## 課題文

(※写真はイメージです/PIXTA)

サイバー空間に「平時」はない。つねにアップデートされた最新技術を駆使した攻撃が続けられています。その目的はただひとつ、政治、経済、軍事などあらゆる面で、日本より自国の優位を実現することにあります。元・陸上自衛隊東部方面総監の渡部悦和氏が著書『日本はすでに戦時下にある すべての領域が戦場になる「全領域戦」のリアル』(ワニプラス)で解説します。

ランサムウェア攻撃は個人もターゲットに

■ランサムウェア攻撃を回避、被害を局限するための心構え

 

ランサムウェア攻撃は企業のみならず個人もターゲットになる可能性がある。とくに個人がランサムウェア攻撃をいかにして回避または被害を極力減らせるか、専門家に質問すると異口同音に返ってくる答えが、以下のようなサイバーセキュリティの基本を事前の予防措置として、日ごろから徹底することだという。

## 提示データ
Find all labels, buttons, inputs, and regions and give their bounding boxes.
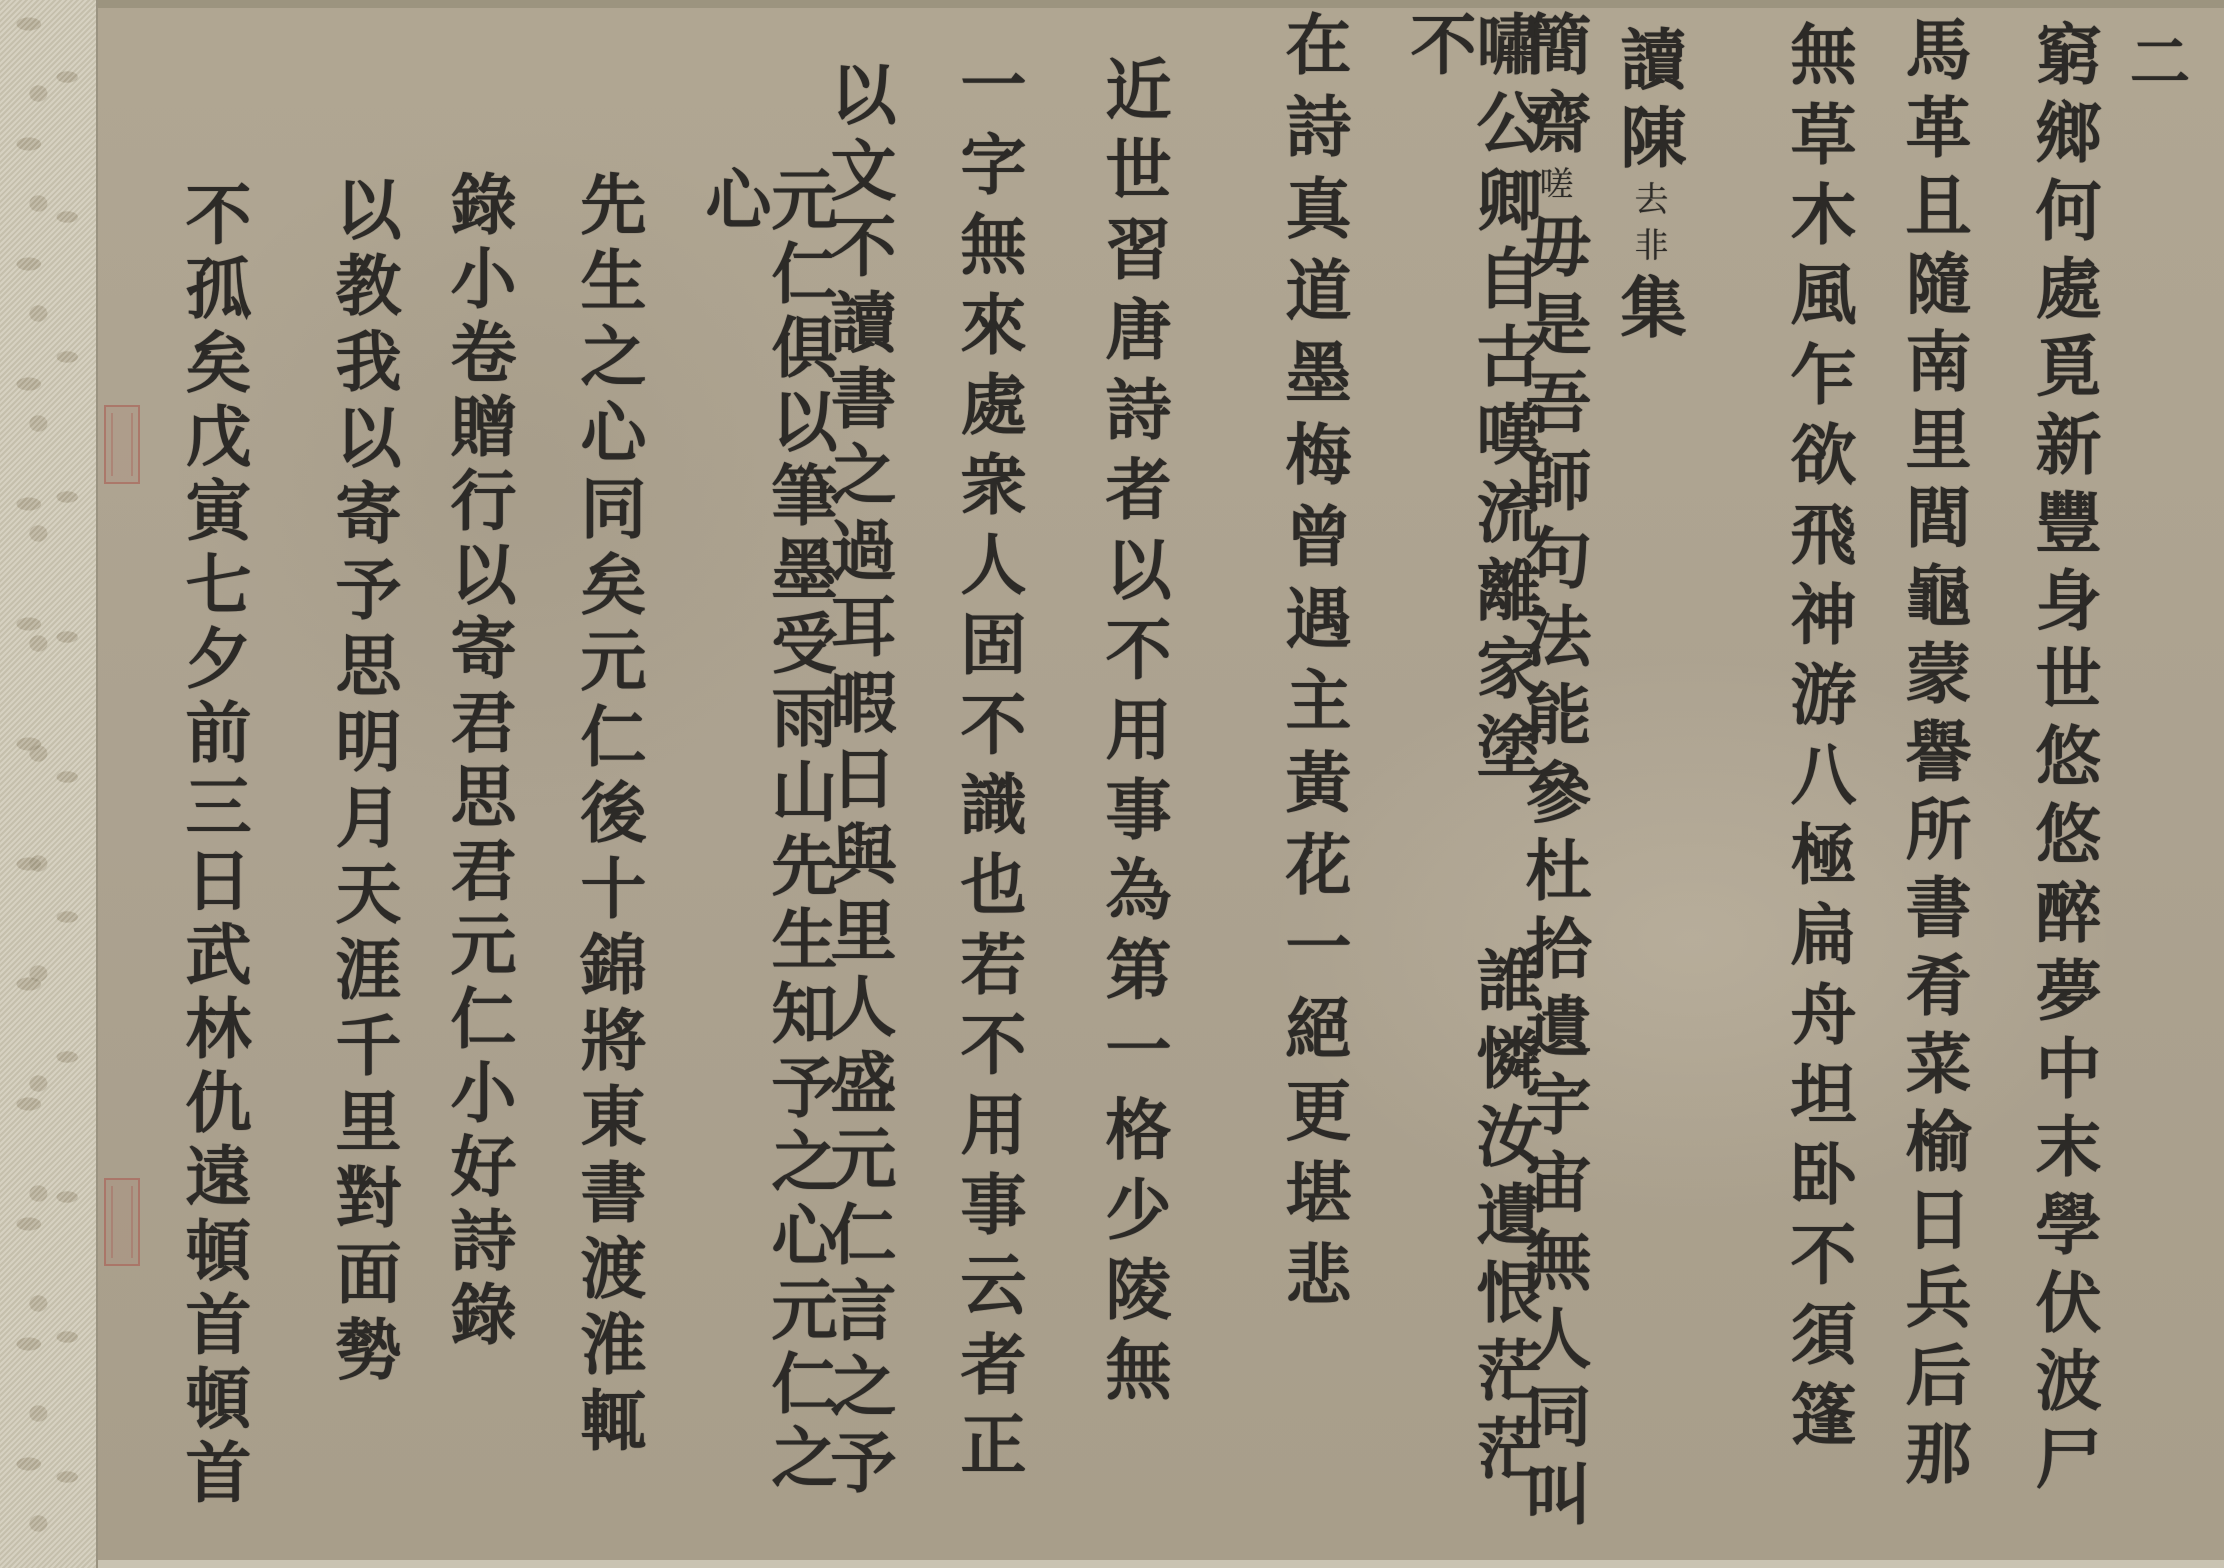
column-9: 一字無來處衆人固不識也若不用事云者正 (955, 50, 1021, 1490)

## 問題 1
ランサムウェア攻撃を扱った課題文から、「サイバー空間に「平時」はない」から「(ワニプラス)で解説します。」までを、両端を含めて一字一句違えずに書き写しなさい。
## 問題 2
課題文によれば、渡部悦和氏はかつてどのような役職に就いていたか。

## 解答 1
サイバー空間に「平時」はない。つねにアップデートされた最新技術を駆使した攻撃が続けられています。その目的はただひとつ、政治、経済、軍事などあらゆる面で、日本より自国の優位を実現することにあります。元・陸上自衛隊東部方面総監の渡部悦和氏が著書『日本はすでに戦時下にある すべての領域が戦場になる「全領域戦」のリアル』(ワニプラス)で解説します。

## 解答 2
陸上自衛隊東部方面総監